■ SUPPLIED TEXT:
Monthly Archives: May 2008

STM to introduce Old Port bus, 470 gets weekend service

At its board of directors’ meeting this week, the STM approved a handful of important changes to bus service on the island. They include:

  • The creation of a new bus route, 515 Vieux-Montréal/Vieux-Port, which will shuttle tourists between the Berri-UQAM metro station and Old Montreal destinations. This is a much-needed bus for tourists and residents alike. Old Montreal is not friendly to vehicular traffic, and sees relatively little bus service, especially outside rush hour, requiring people to walk from the Champ de Mars, Place d’Armes and Square Victoria metro stations to get there. The 500 number is because the route is expected to take advantage of new reserved bus lanes which the city will install in Old Montreal.
  • Adding weekend service to the 470 Express Pierrefonds route. Originally a rush-hour express bus, its runaway popularity convinced the STM to add midday departures in both directions last October, and then extend the schedule to 9pm on weekdays. Adding weekend service was an expected change, as part of an overall plan for West Island bus service.
  • A small route change for the 194 Métrobus Rivière des Prairies between rush hours (when it currently takes the AM route)
  • Extending the 268 Trainbus Pierrefonds to the Côte-Vertu metro station. The one-way rush-hour-only bus is designed to facilitate transfers to the Deux-Montagnes train line at Roxboro-Pierrefonds. Eastbound, it terminates where the 68 does at Grenet and Gouin. Westbound, it starts at the Roxboro-Pierrefonds train station about 10 minutes after the train’s scheduled arrivals. It’s unclear if the extension applies only to eastbound trips or if westbound trips will be extended as well (and if so, how synchronization with the train will be maintained).
  • Creation of a new 220 Kieran bus route in Saint-Laurent, as part of a corporate partnership agreement. Kieran is a tiny street in western Saint-Laurent on the southern side of the Bois de Liesse. Such partnership agreements are usually created to offer transit service to industrial areas for employees of a specific company.

Unfortunately, the meetings don’t provide much details into these kinds of things, so I don’t have any information beyond what you see above.

Expect the changes to take effect with the next schedule change at the end of June.

Maisons Neuves

Ever hear of Maisons Neuves magazine? It’s a French-language ad magazine from Transcontinental, showing nothing but ads for people looking for new homes on the south shore.

Transcontinental can feel free to waste glossy paper and ink printing up ads that nobody will look at. But doesn’t the name of this magazine sound suspiciously similar to another local magazine we all know and love?

I can’t help but wonder if some ad sales rep introduces herself over the phone as being from “Maisons Neuves magazine” (or, since it’s in French, “magazine Maisons Neuves”) and causing confusion among a hapless advertiser.

But that’s just because I’m paranoid, I guess.

Over the top

Being a journalist makes you a quick enemy of a lot of people who take things very personally. They’ll take something you say as evidence of a personal bias against them, and start taking a fine-toothed comb to everything you write, pointing out every mistake and interpreting everything you say in the most negative way possible.

■ WHAT THE TASK REQUIRES: Copy the supplied text from "I can’t help" to "a hapless advertiser.", substituting "salesperson" for "ad sales rep".

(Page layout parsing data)
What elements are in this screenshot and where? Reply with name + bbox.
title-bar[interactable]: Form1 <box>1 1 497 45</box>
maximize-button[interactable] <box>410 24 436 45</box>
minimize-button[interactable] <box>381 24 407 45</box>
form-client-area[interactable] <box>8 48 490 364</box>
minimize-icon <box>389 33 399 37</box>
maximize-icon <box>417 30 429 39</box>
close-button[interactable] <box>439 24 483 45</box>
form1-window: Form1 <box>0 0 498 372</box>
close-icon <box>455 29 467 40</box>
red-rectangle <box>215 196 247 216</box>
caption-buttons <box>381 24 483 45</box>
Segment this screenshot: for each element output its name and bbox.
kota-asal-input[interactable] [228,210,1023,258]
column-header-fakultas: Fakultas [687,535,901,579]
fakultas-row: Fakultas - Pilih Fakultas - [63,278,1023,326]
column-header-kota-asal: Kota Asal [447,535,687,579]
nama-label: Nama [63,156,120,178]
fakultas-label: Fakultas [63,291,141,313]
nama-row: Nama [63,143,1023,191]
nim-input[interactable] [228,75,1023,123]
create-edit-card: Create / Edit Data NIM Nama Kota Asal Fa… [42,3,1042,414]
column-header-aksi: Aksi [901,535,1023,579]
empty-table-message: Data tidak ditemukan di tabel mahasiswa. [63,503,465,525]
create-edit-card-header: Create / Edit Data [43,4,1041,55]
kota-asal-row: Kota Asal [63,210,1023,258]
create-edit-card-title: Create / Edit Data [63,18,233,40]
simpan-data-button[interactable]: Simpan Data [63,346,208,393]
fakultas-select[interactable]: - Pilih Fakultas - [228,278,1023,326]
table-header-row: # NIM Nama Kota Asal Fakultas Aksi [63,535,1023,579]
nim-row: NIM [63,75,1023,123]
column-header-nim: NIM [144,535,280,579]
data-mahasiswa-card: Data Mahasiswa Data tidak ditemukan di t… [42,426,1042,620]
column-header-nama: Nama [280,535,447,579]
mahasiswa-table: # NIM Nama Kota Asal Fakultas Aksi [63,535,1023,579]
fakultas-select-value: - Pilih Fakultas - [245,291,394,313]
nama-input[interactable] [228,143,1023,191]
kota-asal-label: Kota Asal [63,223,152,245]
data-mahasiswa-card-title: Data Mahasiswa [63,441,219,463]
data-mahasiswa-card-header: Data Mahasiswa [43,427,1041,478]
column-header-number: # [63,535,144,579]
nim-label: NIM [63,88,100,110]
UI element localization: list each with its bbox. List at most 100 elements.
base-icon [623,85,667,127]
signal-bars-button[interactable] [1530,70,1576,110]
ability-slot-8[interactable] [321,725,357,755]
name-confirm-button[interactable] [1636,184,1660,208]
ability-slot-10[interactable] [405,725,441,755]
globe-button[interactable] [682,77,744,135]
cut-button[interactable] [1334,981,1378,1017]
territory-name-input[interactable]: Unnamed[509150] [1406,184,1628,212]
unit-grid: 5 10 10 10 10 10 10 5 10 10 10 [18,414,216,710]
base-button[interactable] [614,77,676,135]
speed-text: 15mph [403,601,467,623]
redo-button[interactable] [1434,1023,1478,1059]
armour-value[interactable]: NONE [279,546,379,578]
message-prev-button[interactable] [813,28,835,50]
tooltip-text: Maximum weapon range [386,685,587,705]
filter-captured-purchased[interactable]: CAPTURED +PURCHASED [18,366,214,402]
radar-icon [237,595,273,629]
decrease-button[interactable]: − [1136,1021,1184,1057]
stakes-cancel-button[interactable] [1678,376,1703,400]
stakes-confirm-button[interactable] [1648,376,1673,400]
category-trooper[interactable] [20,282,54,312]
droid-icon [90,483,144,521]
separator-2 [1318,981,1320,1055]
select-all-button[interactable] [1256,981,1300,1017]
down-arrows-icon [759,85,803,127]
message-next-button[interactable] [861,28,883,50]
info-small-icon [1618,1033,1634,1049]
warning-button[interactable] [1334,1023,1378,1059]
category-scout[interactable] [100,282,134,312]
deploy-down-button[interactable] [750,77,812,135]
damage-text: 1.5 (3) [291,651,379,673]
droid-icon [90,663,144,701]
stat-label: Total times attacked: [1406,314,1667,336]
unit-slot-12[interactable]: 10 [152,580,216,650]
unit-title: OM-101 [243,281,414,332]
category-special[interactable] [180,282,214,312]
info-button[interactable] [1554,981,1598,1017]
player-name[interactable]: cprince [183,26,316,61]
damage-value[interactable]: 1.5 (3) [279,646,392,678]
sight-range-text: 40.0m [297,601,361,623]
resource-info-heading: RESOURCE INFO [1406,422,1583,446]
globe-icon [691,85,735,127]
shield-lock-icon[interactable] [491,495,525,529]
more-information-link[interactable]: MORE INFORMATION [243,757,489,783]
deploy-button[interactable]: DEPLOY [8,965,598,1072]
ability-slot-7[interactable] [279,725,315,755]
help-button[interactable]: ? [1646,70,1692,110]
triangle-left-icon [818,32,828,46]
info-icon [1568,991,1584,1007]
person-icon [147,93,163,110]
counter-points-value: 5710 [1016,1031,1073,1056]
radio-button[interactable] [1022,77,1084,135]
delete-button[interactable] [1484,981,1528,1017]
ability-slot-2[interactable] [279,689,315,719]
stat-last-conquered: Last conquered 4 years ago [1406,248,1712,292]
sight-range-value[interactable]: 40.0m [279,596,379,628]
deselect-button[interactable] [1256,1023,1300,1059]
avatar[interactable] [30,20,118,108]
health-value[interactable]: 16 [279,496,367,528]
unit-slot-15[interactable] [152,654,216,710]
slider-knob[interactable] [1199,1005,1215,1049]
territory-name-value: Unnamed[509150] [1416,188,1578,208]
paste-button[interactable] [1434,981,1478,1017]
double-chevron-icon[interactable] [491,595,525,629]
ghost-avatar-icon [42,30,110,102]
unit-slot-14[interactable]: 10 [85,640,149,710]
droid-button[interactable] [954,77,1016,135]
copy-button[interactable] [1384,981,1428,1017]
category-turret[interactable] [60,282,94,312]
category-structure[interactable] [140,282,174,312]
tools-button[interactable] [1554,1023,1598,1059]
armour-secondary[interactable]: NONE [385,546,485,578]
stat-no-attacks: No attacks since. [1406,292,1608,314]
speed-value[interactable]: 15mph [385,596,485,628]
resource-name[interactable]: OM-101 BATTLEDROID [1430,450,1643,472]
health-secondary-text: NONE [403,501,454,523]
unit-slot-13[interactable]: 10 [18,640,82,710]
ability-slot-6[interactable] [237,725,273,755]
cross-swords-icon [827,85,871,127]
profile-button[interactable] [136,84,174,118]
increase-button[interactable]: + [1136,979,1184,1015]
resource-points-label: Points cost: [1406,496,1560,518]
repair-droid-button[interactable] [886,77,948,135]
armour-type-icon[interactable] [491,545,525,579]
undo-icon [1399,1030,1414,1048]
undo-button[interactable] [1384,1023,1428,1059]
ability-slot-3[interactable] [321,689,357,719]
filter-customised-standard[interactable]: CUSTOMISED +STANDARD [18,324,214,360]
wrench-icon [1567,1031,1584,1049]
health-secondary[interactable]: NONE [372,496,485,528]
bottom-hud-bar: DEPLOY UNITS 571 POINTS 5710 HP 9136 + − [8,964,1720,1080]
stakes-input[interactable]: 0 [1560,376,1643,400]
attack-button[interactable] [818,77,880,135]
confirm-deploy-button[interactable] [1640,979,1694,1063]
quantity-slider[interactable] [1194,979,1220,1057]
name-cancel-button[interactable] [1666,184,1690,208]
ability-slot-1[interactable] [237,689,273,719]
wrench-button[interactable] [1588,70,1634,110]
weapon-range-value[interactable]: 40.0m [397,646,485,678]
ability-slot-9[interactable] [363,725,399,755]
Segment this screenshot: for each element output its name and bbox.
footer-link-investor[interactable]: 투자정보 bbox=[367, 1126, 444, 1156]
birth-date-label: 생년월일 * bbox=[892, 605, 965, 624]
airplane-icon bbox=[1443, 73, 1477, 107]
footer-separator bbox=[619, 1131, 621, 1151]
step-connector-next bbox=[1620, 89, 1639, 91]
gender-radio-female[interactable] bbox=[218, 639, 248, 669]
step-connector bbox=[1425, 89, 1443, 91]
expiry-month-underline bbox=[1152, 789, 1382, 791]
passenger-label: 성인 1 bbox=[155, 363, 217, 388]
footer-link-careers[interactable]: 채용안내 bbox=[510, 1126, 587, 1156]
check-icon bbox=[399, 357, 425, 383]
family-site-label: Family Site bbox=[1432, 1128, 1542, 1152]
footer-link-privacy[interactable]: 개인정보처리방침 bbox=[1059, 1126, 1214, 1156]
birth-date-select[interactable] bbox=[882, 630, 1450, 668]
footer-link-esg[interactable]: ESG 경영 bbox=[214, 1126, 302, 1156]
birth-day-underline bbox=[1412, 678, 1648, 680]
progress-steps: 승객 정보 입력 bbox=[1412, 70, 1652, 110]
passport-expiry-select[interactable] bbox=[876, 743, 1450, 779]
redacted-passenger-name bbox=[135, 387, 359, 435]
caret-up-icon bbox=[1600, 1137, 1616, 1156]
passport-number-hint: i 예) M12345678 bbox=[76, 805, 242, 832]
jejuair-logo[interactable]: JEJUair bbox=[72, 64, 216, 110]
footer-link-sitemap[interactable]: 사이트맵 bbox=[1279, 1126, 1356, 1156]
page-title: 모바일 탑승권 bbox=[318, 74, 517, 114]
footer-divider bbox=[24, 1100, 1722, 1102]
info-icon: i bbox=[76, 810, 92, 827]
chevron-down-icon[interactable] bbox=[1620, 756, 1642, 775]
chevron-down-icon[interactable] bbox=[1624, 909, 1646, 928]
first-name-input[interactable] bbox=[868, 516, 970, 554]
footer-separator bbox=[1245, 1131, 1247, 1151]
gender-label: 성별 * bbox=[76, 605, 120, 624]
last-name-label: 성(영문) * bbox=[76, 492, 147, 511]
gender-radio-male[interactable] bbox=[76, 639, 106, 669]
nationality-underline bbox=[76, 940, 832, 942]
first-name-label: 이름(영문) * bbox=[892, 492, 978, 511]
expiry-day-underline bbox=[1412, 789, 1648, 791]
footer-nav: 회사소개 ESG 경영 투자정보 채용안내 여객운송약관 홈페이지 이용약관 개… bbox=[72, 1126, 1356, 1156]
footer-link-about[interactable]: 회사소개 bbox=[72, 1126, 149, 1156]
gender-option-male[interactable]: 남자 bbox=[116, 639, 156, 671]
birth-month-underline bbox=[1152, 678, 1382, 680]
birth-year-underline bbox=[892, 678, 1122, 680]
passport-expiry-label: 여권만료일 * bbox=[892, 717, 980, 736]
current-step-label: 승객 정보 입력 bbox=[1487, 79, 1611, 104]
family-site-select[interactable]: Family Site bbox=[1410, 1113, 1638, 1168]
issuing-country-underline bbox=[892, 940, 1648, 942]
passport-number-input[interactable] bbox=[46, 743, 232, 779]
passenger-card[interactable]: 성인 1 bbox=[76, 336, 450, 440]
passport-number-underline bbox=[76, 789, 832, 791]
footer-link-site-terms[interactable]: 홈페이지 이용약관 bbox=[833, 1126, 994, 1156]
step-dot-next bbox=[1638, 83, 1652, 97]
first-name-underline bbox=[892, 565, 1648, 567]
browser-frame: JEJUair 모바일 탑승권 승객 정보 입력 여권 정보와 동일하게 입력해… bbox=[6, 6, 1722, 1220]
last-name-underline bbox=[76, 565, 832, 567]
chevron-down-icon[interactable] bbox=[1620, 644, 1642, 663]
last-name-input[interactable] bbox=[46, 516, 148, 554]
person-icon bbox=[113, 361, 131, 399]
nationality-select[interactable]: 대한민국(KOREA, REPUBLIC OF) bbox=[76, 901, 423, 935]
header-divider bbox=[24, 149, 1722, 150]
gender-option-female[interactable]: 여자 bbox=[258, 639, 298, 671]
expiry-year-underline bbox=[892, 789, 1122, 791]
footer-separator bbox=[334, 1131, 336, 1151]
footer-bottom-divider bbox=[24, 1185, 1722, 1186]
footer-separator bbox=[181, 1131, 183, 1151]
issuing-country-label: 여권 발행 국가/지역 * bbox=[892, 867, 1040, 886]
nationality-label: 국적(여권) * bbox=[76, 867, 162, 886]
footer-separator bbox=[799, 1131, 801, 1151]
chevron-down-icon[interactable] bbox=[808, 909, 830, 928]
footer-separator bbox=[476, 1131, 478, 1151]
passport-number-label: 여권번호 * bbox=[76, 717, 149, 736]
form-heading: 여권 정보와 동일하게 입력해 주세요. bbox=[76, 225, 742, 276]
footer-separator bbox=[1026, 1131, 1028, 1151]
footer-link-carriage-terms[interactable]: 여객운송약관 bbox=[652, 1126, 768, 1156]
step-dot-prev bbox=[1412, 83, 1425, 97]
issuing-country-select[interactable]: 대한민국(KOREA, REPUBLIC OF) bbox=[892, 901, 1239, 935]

■ WRITTEN ANSWER:
I can’t help but wonder if some salesperson introduces herself over the phone as being from “Maisons Neuves magazine” (or, since it’s in French, “magazine Maisons Neuves”) and causing confusion among a hapless advertiser.